Data entries:
========

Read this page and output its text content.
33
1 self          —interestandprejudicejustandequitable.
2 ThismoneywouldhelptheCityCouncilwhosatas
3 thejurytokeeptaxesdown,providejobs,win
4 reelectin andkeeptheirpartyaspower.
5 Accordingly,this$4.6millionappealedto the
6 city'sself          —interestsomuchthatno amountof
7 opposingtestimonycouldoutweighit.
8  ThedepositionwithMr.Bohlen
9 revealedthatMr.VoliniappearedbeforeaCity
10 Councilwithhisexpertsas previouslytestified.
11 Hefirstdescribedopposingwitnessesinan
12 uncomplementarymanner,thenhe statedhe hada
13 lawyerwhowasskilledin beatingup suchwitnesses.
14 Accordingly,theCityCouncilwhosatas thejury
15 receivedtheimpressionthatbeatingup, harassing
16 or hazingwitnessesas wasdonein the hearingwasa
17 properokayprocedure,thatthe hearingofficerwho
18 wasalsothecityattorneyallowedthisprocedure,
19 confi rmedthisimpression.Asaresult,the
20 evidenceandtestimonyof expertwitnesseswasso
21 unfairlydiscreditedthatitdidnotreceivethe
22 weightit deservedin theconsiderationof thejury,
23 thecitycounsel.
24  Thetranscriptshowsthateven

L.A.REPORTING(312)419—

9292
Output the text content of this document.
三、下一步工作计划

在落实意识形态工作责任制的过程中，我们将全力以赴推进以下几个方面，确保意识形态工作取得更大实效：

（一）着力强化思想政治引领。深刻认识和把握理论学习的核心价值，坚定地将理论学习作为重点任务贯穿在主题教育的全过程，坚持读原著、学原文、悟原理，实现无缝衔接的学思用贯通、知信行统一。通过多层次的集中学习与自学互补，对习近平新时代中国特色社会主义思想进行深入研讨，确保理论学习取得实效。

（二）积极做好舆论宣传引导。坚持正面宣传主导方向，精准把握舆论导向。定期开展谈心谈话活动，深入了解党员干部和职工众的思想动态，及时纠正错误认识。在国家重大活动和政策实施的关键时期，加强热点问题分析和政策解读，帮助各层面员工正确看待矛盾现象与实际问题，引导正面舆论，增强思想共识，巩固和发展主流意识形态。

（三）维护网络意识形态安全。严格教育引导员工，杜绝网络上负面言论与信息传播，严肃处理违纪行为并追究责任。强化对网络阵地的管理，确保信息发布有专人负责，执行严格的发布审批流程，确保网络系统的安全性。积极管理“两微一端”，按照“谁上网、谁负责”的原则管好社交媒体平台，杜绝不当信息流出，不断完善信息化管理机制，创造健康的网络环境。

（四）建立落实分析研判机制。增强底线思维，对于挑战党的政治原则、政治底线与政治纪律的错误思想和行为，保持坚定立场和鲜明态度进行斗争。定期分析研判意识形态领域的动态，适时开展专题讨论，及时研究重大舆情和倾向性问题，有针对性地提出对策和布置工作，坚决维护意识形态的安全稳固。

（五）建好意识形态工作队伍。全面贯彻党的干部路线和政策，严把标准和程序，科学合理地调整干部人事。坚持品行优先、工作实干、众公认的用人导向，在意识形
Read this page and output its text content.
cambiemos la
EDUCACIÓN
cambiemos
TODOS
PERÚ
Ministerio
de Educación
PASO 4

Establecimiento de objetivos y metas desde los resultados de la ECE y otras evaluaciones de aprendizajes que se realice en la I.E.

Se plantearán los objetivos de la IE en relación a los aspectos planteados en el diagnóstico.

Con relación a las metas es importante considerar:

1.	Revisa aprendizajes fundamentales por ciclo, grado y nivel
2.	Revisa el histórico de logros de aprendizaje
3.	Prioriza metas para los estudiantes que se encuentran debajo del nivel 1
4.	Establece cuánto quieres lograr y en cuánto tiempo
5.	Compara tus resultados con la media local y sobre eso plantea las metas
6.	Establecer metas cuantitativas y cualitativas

========

» **REQUIRED WORK**: Your task is to quote all of the data word for word.

» **RESPONSE TO THE EXERCISE**:
Read this page and output its text content.
33
1 self          —interestandprejudicejustandequitable.
2 ThismoneywouldhelptheCityCouncilwhosatas
3 thejurytokeeptaxesdown,providejobs,win
4 reelectin andkeeptheirpartyaspower.
5 Accordingly,this$4.6millionappealedto the
6 city'sself          —interestsomuchthatno amountof
7 opposingtestimonycouldoutweighit.
8  ThedepositionwithMr.Bohlen
9 revealedthatMr.VoliniappearedbeforeaCity
10 Councilwithhisexpertsas previouslytestified.
11 Hefirstdescribedopposingwitnessesinan
12 uncomplementarymanner,thenhe statedhe hada
13 lawyerwhowasskilledin beatingup suchwitnesses.
14 Accordingly,theCityCouncilwhosatas thejury
15 receivedtheimpressionthatbeatingup, harassing
16 or hazingwitnessesas wasdonein the hearingwasa
17 properokayprocedure,thatthe hearingofficerwho
18 wasalsothecityattorneyallowedthisprocedure,
19 confi rmedthisimpression.Asaresult,the
20 evidenceandtestimonyof expertwitnesseswasso
21 unfairlydiscreditedthatitdidnotreceivethe
22 weightit deservedin theconsiderationof thejury,
23 thecitycounsel.
24  Thetranscriptshowsthateven

L.A.REPORTING(312)419—

9292
Output the text content of this document.
三、下一步工作计划

在落实意识形态工作责任制的过程中，我们将全力以赴推进以下几个方面，确保意识形态工作取得更大实效：

（一）着力强化思想政治引领。深刻认识和把握理论学习的核心价值，坚定地将理论学习作为重点任务贯穿在主题教育的全过程，坚持读原著、学原文、悟原理，实现无缝衔接的学思用贯通、知信行统一。通过多层次的集中学习与自学互补，对习近平新时代中国特色社会主义思想进行深入研讨，确保理论学习取得实效。

（二）积极做好舆论宣传引导。坚持正面宣传主导方向，精准把握舆论导向。定期开展谈心谈话活动，深入了解党员干部和职工众的思想动态，及时纠正错误认识。在国家重大活动和政策实施的关键时期，加强热点问题分析和政策解读，帮助各层面员工正确看待矛盾现象与实际问题，引导正面舆论，增强思想共识，巩固和发展主流意识形态。

（三）维护网络意识形态安全。严格教育引导员工，杜绝网络上负面言论与信息传播，严肃处理违纪行为并追究责任。强化对网络阵地的管理，确保信息发布有专人负责，执行严格的发布审批流程，确保网络系统的安全性。积极管理“两微一端”，按照“谁上网、谁负责”的原则管好社交媒体平台，杜绝不当信息流出，不断完善信息化管理机制，创造健康的网络环境。

（四）建立落实分析研判机制。增强底线思维，对于挑战党的政治原则、政治底线与政治纪律的错误思想和行为，保持坚定立场和鲜明态度进行斗争。定期分析研判意识形态领域的动态，适时开展专题讨论，及时研究重大舆情和倾向性问题，有针对性地提出对策和布置工作，坚决维护意识形态的安全稳固。

（五）建好意识形态工作队伍。全面贯彻党的干部路线和政策，严把标准和程序，科学合理地调整干部人事。坚持品行优先、工作实干、众公认的用人导向，在意识形
Read this page and output its text content.
cambiemos la
EDUCACIÓN
cambiemos
TODOS
PERÚ
Ministerio
de Educación
PASO 4

Establecimiento de objetivos y metas desde los resultados de la ECE y otras evaluaciones de aprendizajes que se realice en la I.E.

Se plantearán los objetivos de la IE en relación a los aspectos planteados en el diagnóstico.

Con relación a las metas es importante considerar:

1.	Revisa aprendizajes fundamentales por ciclo, grado y nivel
2.	Revisa el histórico de logros de aprendizaje
3.	Prioriza metas para los estudiantes que se encuentran debajo del nivel 1
4.	Establece cuánto quieres lograr y en cuánto tiempo
5.	Compara tus resultados con la media local y sobre eso plantea las metas
6.	Establecer metas cuantitativas y cualitativas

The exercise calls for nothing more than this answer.